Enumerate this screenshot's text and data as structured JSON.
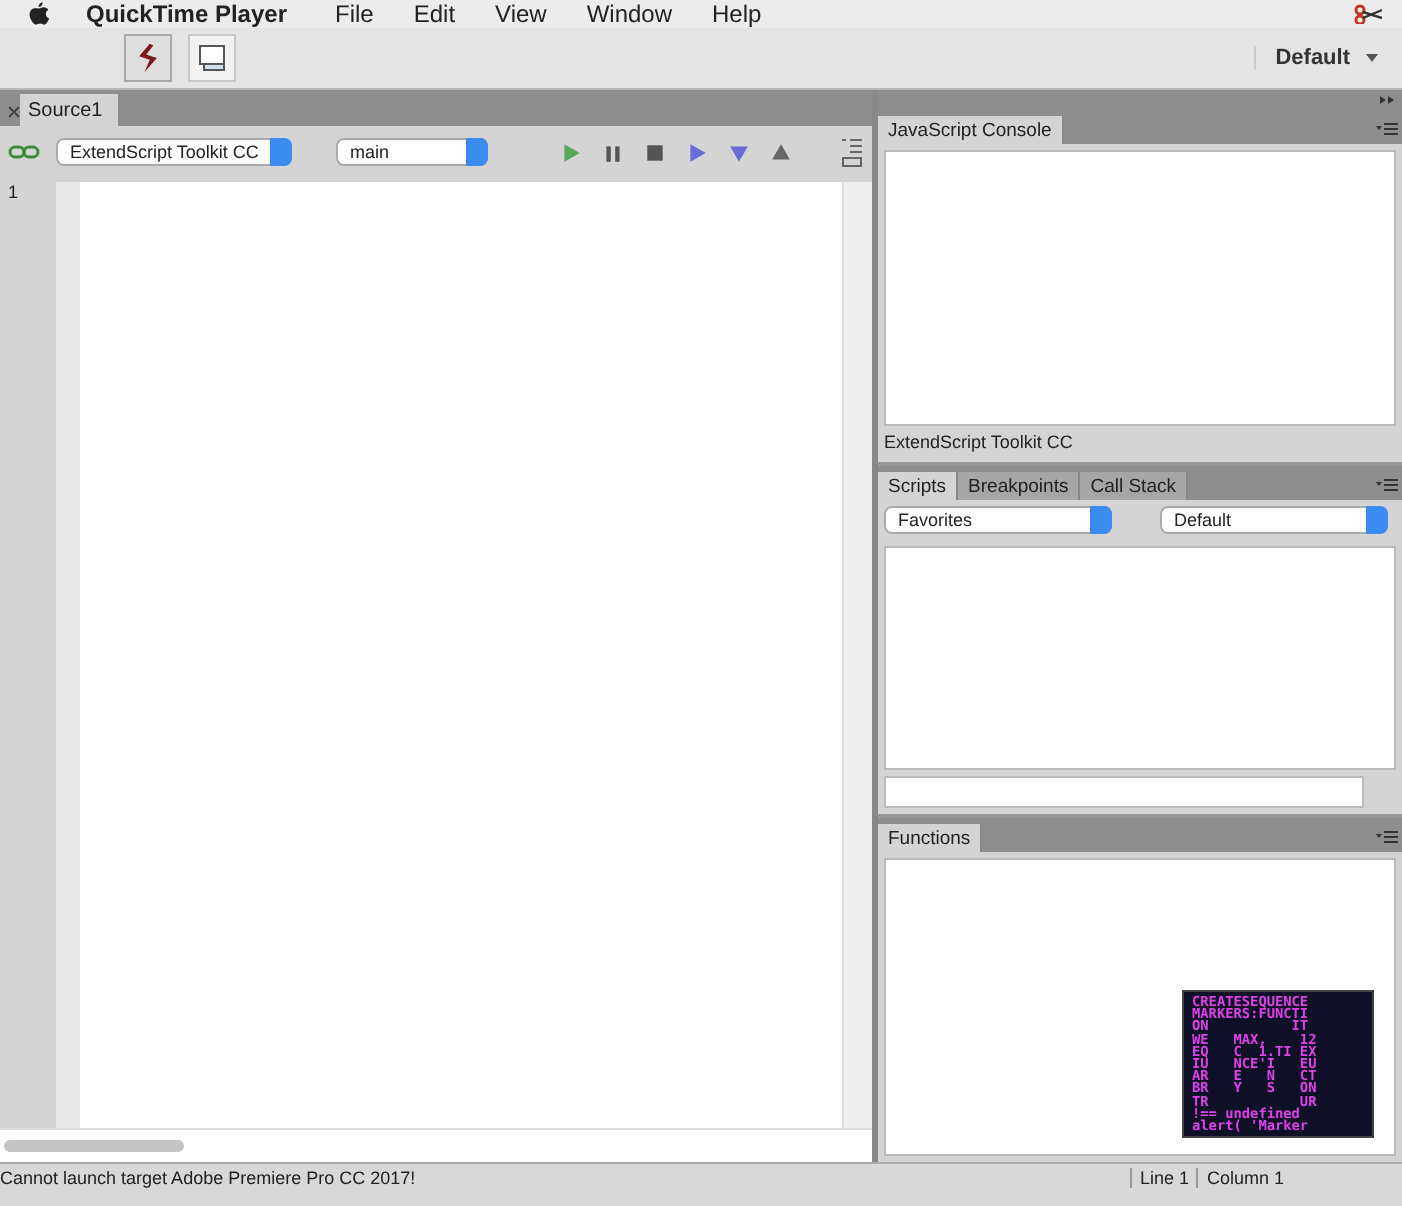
{
  "menu_bar": {
    "app_name": "QuickTime Player",
    "items": [
      "File",
      "Edit",
      "View",
      "Window",
      "Help"
    ]
  },
  "toolbar": {
    "workspace": "Default"
  },
  "editor": {
    "tab": "Source1",
    "target": "ExtendScript Toolkit CC",
    "engine": "main",
    "line_numbers": [
      "1"
    ]
  },
  "console": {
    "tab": "JavaScript Console",
    "footer": "ExtendScript Toolkit CC"
  },
  "scripts_panel": {
    "tabs": [
      {
        "label": "Scripts",
        "selected": true
      },
      {
        "label": "Breakpoints",
        "selected": false
      },
      {
        "label": "Call Stack",
        "selected": false
      }
    ],
    "category": "Favorites",
    "scope": "Default"
  },
  "functions_panel": {
    "tab": "Functions"
  },
  "status_bar": {
    "message": "Cannot launch target Adobe Premiere Pro CC 2017!",
    "line": "Line 1",
    "column": "Column 1"
  },
  "overlay": {
    "lines": [
      "CREATESEQUENCE",
      "MARKERS:FUNCTI",
      "ON          IT",
      "WE   MAX,    12",
      "EQ   C  1.TI EX",
      "IU   NCE'I   EU",
      "AR   E   N   CT",
      "BR   Y   S   ON",
      "TR           UR",
      "!== undefined",
      "alert( 'Marker"
    ]
  }
}
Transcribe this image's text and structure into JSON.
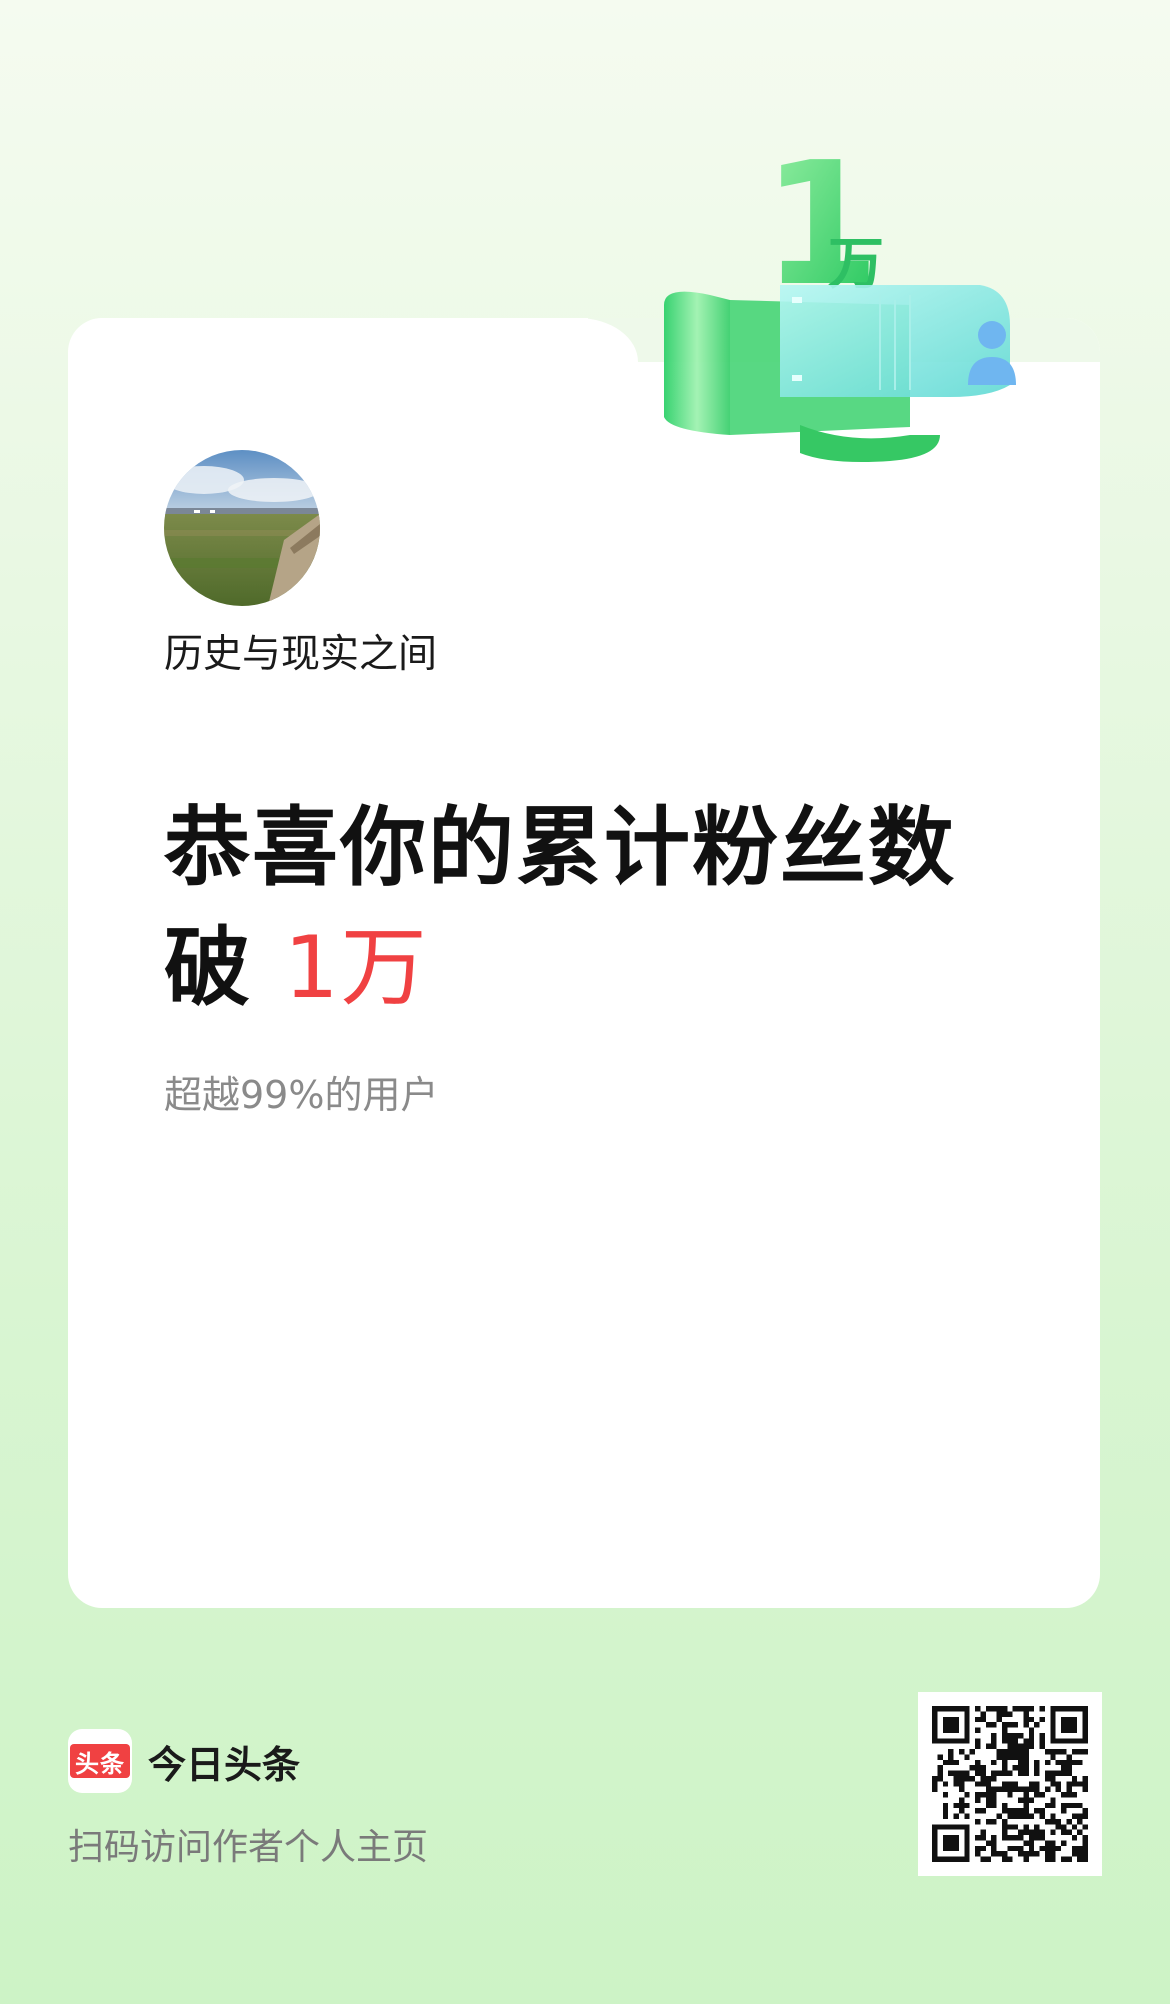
{
  "card": {
    "username": "历史与现实之间",
    "headline_line1": "恭喜你的累计粉丝数",
    "headline_prefix": "破 ",
    "headline_value": "1万",
    "subline": "超越99%的用户"
  },
  "badge": {
    "number": "1",
    "unit": "万"
  },
  "footer": {
    "brand_logo_text": "头条",
    "brand_name": "今日头条",
    "scan_hint": "扫码访问作者个人主页"
  },
  "colors": {
    "accent_red": "#f04142",
    "badge_green": "#3ccf6e",
    "badge_cyan": "#7fe6e0"
  },
  "icons": {
    "avatar": "landscape-photo",
    "badge_user": "user-icon",
    "qr": "qr-code"
  }
}
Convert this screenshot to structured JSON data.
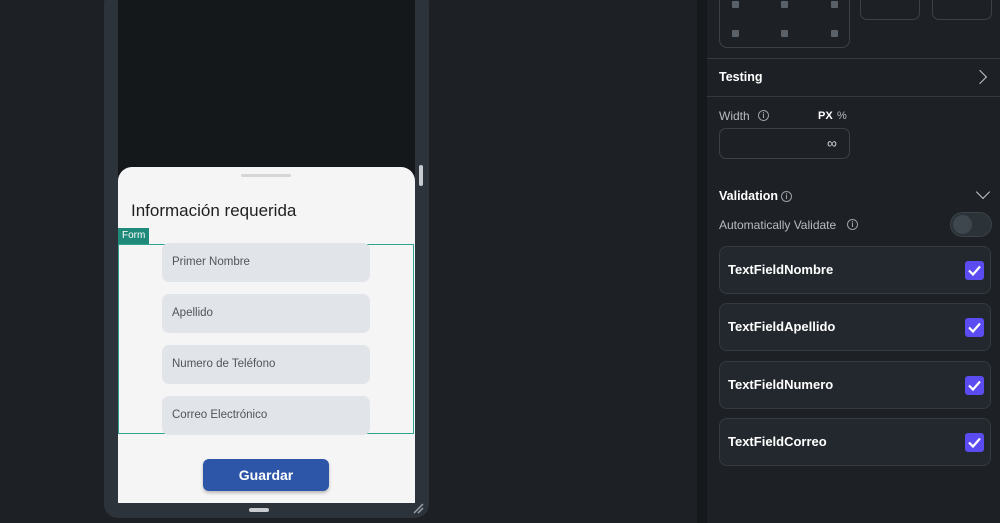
{
  "canvas": {
    "sheet": {
      "title": "Información requerida",
      "form_tag": "Form",
      "fields": [
        {
          "placeholder": "Primer Nombre"
        },
        {
          "placeholder": "Apellido"
        },
        {
          "placeholder": "Numero de Teléfono"
        },
        {
          "placeholder": "Correo Electrónico"
        }
      ],
      "save_label": "Guardar"
    }
  },
  "panel": {
    "testing": {
      "label": "Testing"
    },
    "width": {
      "label": "Width",
      "unit_px": "PX",
      "unit_percent": "%",
      "value": "∞"
    },
    "validation": {
      "label": "Validation",
      "auto_validate_label": "Automatically Validate",
      "auto_validate_on": false,
      "fields": [
        {
          "name": "TextFieldNombre",
          "checked": true
        },
        {
          "name": "TextFieldApellido",
          "checked": true
        },
        {
          "name": "TextFieldNumero",
          "checked": true
        },
        {
          "name": "TextFieldCorreo",
          "checked": true
        }
      ]
    }
  },
  "colors": {
    "accent_check": "#5a4cf0",
    "form_outline": "#2fa38f",
    "save_button": "#2d56a8"
  }
}
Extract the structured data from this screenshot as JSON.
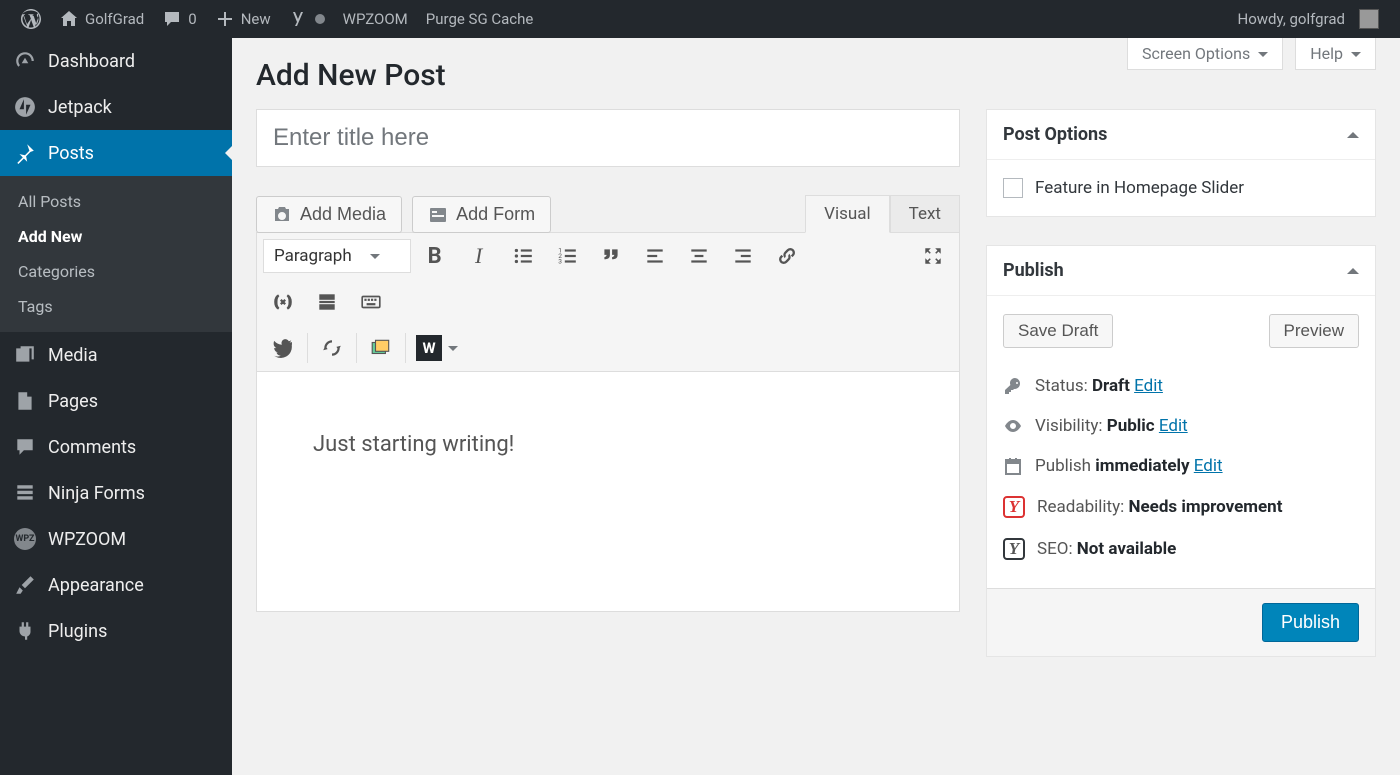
{
  "adminbar": {
    "site_name": "GolfGrad",
    "comments": "0",
    "new_label": "New",
    "wpzoom": "WPZOOM",
    "purge": "Purge SG Cache",
    "howdy": "Howdy, golfgrad"
  },
  "sidebar": {
    "dashboard": "Dashboard",
    "jetpack": "Jetpack",
    "posts": "Posts",
    "all_posts": "All Posts",
    "add_new": "Add New",
    "categories": "Categories",
    "tags": "Tags",
    "media": "Media",
    "pages": "Pages",
    "comments": "Comments",
    "ninja": "Ninja Forms",
    "wpzoom": "WPZOOM",
    "wpzoom_badge": "WPZ",
    "appearance": "Appearance",
    "plugins": "Plugins"
  },
  "top_buttons": {
    "screen": "Screen Options",
    "help": "Help"
  },
  "page_title": "Add New Post",
  "title_placeholder": "Enter title here",
  "media_btn": "Add Media",
  "form_btn": "Add Form",
  "tabs": {
    "visual": "Visual",
    "text": "Text"
  },
  "format_select": "Paragraph",
  "wbtn": "W",
  "body_text": "Just starting writing!",
  "post_options": {
    "title": "Post Options",
    "feature": "Feature in Homepage Slider"
  },
  "publish": {
    "title": "Publish",
    "save": "Save Draft",
    "preview": "Preview",
    "status_label": "Status: ",
    "status_value": "Draft",
    "visibility_label": "Visibility: ",
    "visibility_value": "Public",
    "schedule_label": "Publish ",
    "schedule_value": "immediately",
    "edit": "Edit",
    "readability_label": "Readability: ",
    "readability_value": "Needs improvement",
    "seo_label": "SEO: ",
    "seo_value": "Not available",
    "publish_btn": "Publish"
  }
}
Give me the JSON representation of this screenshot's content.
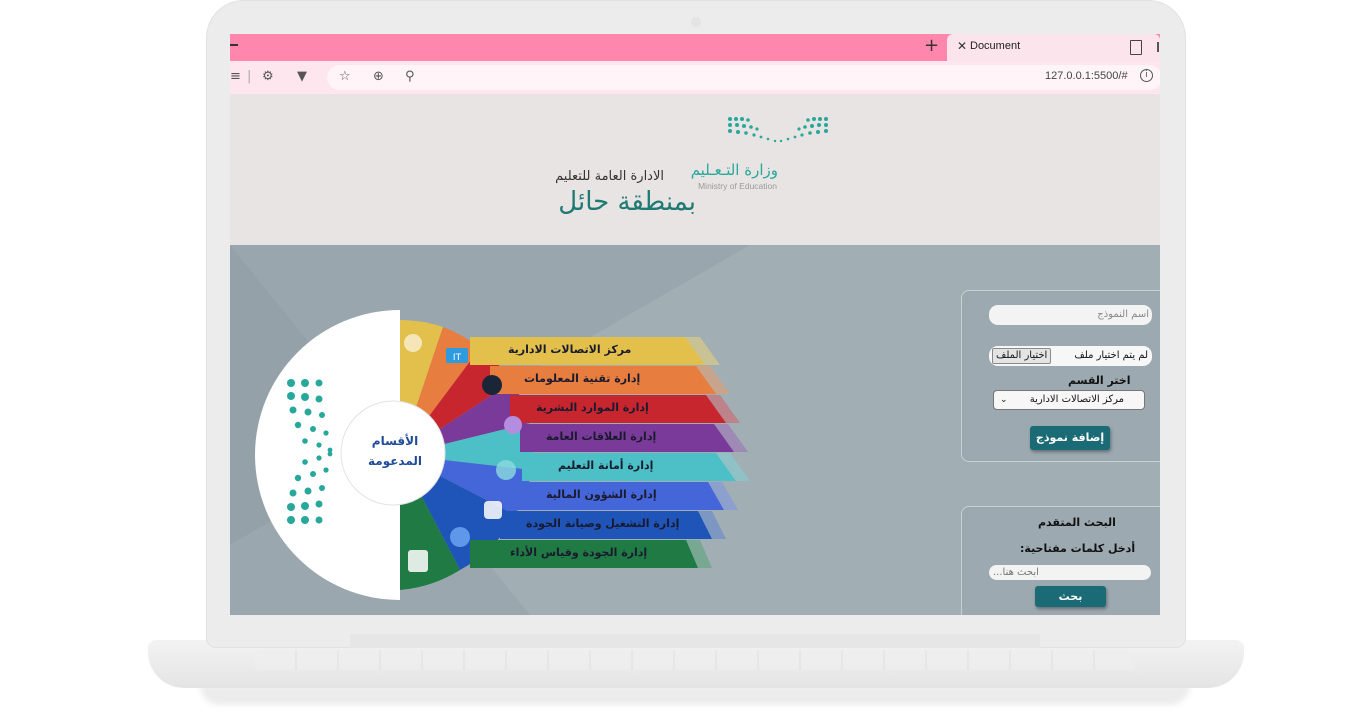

━━━━━━

All of the records need repeating exactly, except for the pictures.

Enumerate this screenshot's text and data as structured JSON.
{
  "menu_bar": {
    "app_name": "QuickTime Player",
    "items": [
      "File",
      "Edit",
      "View",
      "Window",
      "Help"
    ]
  },
  "toolbar": {
    "workspace": "Default"
  },
  "editor": {
    "tab": "Source1",
    "target": "ExtendScript Toolkit CC",
    "engine": "main",
    "line_numbers": [
      "1"
    ]
  },
  "console": {
    "tab": "JavaScript Console",
    "footer": "ExtendScript Toolkit CC"
  },
  "scripts_panel": {
    "tabs": [
      {
        "label": "Scripts",
        "selected": true
      },
      {
        "label": "Breakpoints",
        "selected": false
      },
      {
        "label": "Call Stack",
        "selected": false
      }
    ],
    "category": "Favorites",
    "scope": "Default"
  },
  "functions_panel": {
    "tab": "Functions"
  },
  "status_bar": {
    "message": "Cannot launch target Adobe Premiere Pro CC 2017!",
    "line": "Line 1",
    "column": "Column 1"
  },
  "overlay": {
    "lines": [
      "CREATESEQUENCE",
      "MARKERS:FUNCTI",
      "ON          IT",
      "WE   MAX,    12",
      "EQ   C  1.TI EX",
      "IU   NCE'I   EU",
      "AR   E   N   CT",
      "BR   Y   S   ON",
      "TR           UR",
      "!== undefined",
      "alert( 'Marker"
    ]
  }
}
Transcribe this image's text and structure into JSON.
{
  "card": {
    "username": "历史与现实之间",
    "headline_line1": "恭喜你的累计粉丝数",
    "headline_prefix": "破 ",
    "headline_value": "1万",
    "subline": "超越99%的用户"
  },
  "badge": {
    "number": "1",
    "unit": "万"
  },
  "footer": {
    "brand_logo_text": "头条",
    "brand_name": "今日头条",
    "scan_hint": "扫码访问作者个人主页"
  },
  "colors": {
    "accent_red": "#f04142",
    "badge_green": "#3ccf6e",
    "badge_cyan": "#7fe6e0"
  },
  "icons": {
    "avatar": "landscape-photo",
    "badge_user": "user-icon",
    "qr": "qr-code"
  }
}
Convert this screenshot to structured JSON data.
{
  "canvas": {
    "sheet": {
      "title": "Información requerida",
      "form_tag": "Form",
      "fields": [
        {
          "placeholder": "Primer Nombre"
        },
        {
          "placeholder": "Apellido"
        },
        {
          "placeholder": "Numero de Teléfono"
        },
        {
          "placeholder": "Correo Electrónico"
        }
      ],
      "save_label": "Guardar"
    }
  },
  "panel": {
    "testing": {
      "label": "Testing"
    },
    "width": {
      "label": "Width",
      "unit_px": "PX",
      "unit_percent": "%",
      "value": "∞"
    },
    "validation": {
      "label": "Validation",
      "auto_validate_label": "Automatically Validate",
      "auto_validate_on": false,
      "fields": [
        {
          "name": "TextFieldNombre",
          "checked": true
        },
        {
          "name": "TextFieldApellido",
          "checked": true
        },
        {
          "name": "TextFieldNumero",
          "checked": true
        },
        {
          "name": "TextFieldCorreo",
          "checked": true
        }
      ]
    }
  },
  "colors": {
    "accent_check": "#5a4cf0",
    "form_outline": "#2fa38f",
    "save_button": "#2d56a8"
  }
}
Extract the structured data from this screenshot as JSON.
{
  "adminbar": {
    "site_name": "GolfGrad",
    "comments": "0",
    "new_label": "New",
    "wpzoom": "WPZOOM",
    "purge": "Purge SG Cache",
    "howdy": "Howdy, golfgrad"
  },
  "sidebar": {
    "dashboard": "Dashboard",
    "jetpack": "Jetpack",
    "posts": "Posts",
    "all_posts": "All Posts",
    "add_new": "Add New",
    "categories": "Categories",
    "tags": "Tags",
    "media": "Media",
    "pages": "Pages",
    "comments": "Comments",
    "ninja": "Ninja Forms",
    "wpzoom": "WPZOOM",
    "wpzoom_badge": "WPZ",
    "appearance": "Appearance",
    "plugins": "Plugins"
  },
  "top_buttons": {
    "screen": "Screen Options",
    "help": "Help"
  },
  "page_title": "Add New Post",
  "title_placeholder": "Enter title here",
  "media_btn": "Add Media",
  "form_btn": "Add Form",
  "tabs": {
    "visual": "Visual",
    "text": "Text"
  },
  "format_select": "Paragraph",
  "wbtn": "W",
  "body_text": "Just starting writing!",
  "post_options": {
    "title": "Post Options",
    "feature": "Feature in Homepage Slider"
  },
  "publish": {
    "title": "Publish",
    "save": "Save Draft",
    "preview": "Preview",
    "status_label": "Status: ",
    "status_value": "Draft",
    "visibility_label": "Visibility: ",
    "visibility_value": "Public",
    "schedule_label": "Publish ",
    "schedule_value": "immediately",
    "edit": "Edit",
    "readability_label": "Readability: ",
    "readability_value": "Needs improvement",
    "seo_label": "SEO: ",
    "seo_value": "Not available",
    "publish_btn": "Publish"
  }
}
Give me the JSON representation of this screenshot's content.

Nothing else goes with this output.